§ Given request
Restate word for word the lines from the one containing "Decode this image" through the end of the listing below, with both ends included.

##### Supplied information

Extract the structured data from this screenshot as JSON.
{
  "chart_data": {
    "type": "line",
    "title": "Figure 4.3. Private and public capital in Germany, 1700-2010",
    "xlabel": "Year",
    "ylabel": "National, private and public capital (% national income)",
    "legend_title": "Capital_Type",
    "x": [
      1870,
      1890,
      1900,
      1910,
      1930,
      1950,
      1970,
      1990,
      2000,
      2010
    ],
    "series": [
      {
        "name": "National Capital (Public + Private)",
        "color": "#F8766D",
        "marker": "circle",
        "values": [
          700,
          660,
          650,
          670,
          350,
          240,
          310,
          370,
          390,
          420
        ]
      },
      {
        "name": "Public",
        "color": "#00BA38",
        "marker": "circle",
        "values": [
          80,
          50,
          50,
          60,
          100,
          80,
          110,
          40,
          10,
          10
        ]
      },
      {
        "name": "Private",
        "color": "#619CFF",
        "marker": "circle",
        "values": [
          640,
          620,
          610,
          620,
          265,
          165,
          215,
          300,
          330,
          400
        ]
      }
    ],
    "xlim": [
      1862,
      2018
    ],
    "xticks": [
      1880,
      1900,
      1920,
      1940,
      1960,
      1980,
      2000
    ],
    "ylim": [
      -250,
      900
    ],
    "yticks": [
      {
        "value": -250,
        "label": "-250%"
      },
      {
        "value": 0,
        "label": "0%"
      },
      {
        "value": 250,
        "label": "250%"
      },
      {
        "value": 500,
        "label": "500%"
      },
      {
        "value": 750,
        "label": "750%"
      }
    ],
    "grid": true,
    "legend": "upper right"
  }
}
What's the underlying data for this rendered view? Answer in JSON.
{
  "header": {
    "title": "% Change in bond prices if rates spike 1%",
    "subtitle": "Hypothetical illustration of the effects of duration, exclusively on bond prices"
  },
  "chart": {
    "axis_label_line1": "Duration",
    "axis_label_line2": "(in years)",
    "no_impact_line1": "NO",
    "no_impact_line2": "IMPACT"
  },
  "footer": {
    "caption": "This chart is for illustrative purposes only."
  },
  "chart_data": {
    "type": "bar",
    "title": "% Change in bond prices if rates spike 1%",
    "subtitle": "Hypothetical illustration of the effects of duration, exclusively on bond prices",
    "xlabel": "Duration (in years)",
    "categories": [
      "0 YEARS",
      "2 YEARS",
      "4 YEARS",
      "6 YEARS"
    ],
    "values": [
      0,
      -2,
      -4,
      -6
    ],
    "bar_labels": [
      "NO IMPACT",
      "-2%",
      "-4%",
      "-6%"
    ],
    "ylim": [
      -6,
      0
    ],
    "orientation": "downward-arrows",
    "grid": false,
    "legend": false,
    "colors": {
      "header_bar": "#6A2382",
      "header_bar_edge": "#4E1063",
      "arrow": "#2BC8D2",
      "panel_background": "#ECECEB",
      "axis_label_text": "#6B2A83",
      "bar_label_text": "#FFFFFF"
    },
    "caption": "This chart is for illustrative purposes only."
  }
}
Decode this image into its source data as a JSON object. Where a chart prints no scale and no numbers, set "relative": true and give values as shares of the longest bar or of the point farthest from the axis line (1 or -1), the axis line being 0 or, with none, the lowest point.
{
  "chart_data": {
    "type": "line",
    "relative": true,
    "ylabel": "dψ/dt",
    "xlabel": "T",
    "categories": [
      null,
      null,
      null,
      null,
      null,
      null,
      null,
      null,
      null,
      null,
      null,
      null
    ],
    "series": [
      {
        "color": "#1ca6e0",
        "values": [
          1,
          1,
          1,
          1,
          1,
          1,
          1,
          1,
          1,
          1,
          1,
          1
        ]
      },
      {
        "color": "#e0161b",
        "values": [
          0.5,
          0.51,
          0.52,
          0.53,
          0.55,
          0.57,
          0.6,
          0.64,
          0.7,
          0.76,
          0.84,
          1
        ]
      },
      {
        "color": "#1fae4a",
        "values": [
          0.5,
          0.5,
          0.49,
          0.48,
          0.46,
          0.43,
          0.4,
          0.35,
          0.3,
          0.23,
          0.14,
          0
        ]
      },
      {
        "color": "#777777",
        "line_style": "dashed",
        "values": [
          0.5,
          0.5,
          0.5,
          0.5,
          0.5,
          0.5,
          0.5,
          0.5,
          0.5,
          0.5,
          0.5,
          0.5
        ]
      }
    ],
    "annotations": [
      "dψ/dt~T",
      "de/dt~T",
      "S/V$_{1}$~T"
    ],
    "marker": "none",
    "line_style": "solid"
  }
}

##########

§ Final result
Decode this image into its source data as a JSON object. Where a chart prints no scale and no numbers, set "relative": true and give values as shares of the longest bar or of the point farthest from the axis line (1 or -1), the axis line being 0 or, with none, the lowest point.
{
  "chart_data": {
    "type": "line",
    "relative": true,
    "ylabel": "dψ/dt",
    "xlabel": "T",
    "categories": [
      null,
      null,
      null,
      null,
      null,
      null,
      null,
      null,
      null,
      null,
      null,
      null
    ],
    "series": [
      {
        "color": "#1ca6e0",
        "values": [
          1,
          1,
          1,
          1,
          1,
          1,
          1,
          1,
          1,
          1,
          1,
          1
        ]
      },
      {
        "color": "#e0161b",
        "values": [
          0.5,
          0.51,
          0.52,
          0.53,
          0.55,
          0.57,
          0.6,
          0.64,
          0.7,
          0.76,
          0.84,
          1
        ]
      },
      {
        "color": "#1fae4a",
        "values": [
          0.5,
          0.5,
          0.49,
          0.48,
          0.46,
          0.43,
          0.4,
          0.35,
          0.3,
          0.23,
          0.14,
          0
        ]
      },
      {
        "color": "#777777",
        "line_style": "dashed",
        "values": [
          0.5,
          0.5,
          0.5,
          0.5,
          0.5,
          0.5,
          0.5,
          0.5,
          0.5,
          0.5,
          0.5,
          0.5
        ]
      }
    ],
    "annotations": [
      "dψ/dt~T",
      "de/dt~T",
      "S/V$_{1}$~T"
    ],
    "marker": "none",
    "line_style": "solid"
  }
}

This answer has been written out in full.